[Records from a data collection]
-=-=-=-=-

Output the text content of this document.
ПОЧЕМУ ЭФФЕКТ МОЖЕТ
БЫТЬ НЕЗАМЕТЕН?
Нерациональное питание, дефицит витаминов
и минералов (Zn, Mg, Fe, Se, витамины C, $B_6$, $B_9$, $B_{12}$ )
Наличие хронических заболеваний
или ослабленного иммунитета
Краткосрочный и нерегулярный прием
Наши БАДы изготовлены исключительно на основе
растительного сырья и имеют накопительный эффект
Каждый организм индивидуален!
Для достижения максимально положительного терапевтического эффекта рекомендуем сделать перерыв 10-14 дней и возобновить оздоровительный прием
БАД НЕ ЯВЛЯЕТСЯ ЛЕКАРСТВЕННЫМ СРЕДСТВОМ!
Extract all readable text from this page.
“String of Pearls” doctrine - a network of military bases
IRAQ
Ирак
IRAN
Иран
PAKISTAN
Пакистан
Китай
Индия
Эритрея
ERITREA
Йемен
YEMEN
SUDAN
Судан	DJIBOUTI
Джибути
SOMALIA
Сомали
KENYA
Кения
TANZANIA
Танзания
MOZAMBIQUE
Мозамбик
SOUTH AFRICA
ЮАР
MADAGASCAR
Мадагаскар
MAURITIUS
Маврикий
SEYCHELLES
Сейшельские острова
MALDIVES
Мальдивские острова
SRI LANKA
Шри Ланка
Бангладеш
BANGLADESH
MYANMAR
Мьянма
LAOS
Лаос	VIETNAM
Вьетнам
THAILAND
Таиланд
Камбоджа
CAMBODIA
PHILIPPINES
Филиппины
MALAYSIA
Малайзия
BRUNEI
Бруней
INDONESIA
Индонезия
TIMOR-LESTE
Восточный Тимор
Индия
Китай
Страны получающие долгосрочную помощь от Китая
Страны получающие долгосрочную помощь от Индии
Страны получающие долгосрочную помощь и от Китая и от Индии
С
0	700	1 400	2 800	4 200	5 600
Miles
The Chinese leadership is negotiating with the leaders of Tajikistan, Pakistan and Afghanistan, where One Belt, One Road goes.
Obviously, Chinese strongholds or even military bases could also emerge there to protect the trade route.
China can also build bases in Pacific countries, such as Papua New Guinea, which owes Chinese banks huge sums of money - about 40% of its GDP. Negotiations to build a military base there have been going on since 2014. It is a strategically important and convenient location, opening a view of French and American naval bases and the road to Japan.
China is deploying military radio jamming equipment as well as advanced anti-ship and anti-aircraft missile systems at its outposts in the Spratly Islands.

-=-=-=-=-

EXERCISE AIM: Write the listing out again, exactly as it reads.

WRITTEN ANSWER:
Output the text content of this document.
ПОЧЕМУ ЭФФЕКТ МОЖЕТ
БЫТЬ НЕЗАМЕТЕН?
Нерациональное питание, дефицит витаминов
и минералов (Zn, Mg, Fe, Se, витамины C, $B_6$, $B_9$, $B_{12}$ )
Наличие хронических заболеваний
или ослабленного иммунитета
Краткосрочный и нерегулярный прием
Наши БАДы изготовлены исключительно на основе
растительного сырья и имеют накопительный эффект
Каждый организм индивидуален!
Для достижения максимально положительного терапевтического эффекта рекомендуем сделать перерыв 10-14 дней и возобновить оздоровительный прием
БАД НЕ ЯВЛЯЕТСЯ ЛЕКАРСТВЕННЫМ СРЕДСТВОМ!
Extract all readable text from this page.
“String of Pearls” doctrine - a network of military bases
IRAQ
Ирак
IRAN
Иран
PAKISTAN
Пакистан
Китай
Индия
Эритрея
ERITREA
Йемен
YEMEN
SUDAN
Судан	DJIBOUTI
Джибути
SOMALIA
Сомали
KENYA
Кения
TANZANIA
Танзания
MOZAMBIQUE
Мозамбик
SOUTH AFRICA
ЮАР
MADAGASCAR
Мадагаскар
MAURITIUS
Маврикий
SEYCHELLES
Сейшельские острова
MALDIVES
Мальдивские острова
SRI LANKA
Шри Ланка
Бангладеш
BANGLADESH
MYANMAR
Мьянма
LAOS
Лаос	VIETNAM
Вьетнам
THAILAND
Таиланд
Камбоджа
CAMBODIA
PHILIPPINES
Филиппины
MALAYSIA
Малайзия
BRUNEI
Бруней
INDONESIA
Индонезия
TIMOR-LESTE
Восточный Тимор
Индия
Китай
Страны получающие долгосрочную помощь от Китая
Страны получающие долгосрочную помощь от Индии
Страны получающие долгосрочную помощь и от Китая и от Индии
С
0	700	1 400	2 800	4 200	5 600
Miles
The Chinese leadership is negotiating with the leaders of Tajikistan, Pakistan and Afghanistan, where One Belt, One Road goes.
Obviously, Chinese strongholds or even military bases could also emerge there to protect the trade route.
China can also build bases in Pacific countries, such as Papua New Guinea, which owes Chinese banks huge sums of money - about 40% of its GDP. Negotiations to build a military base there have been going on since 2014. It is a strategically important and convenient location, opening a view of French and American naval bases and the road to Japan.
China is deploying military radio jamming equipment as well as advanced anti-ship and anti-aircraft missile systems at its outposts in the Spratly Islands.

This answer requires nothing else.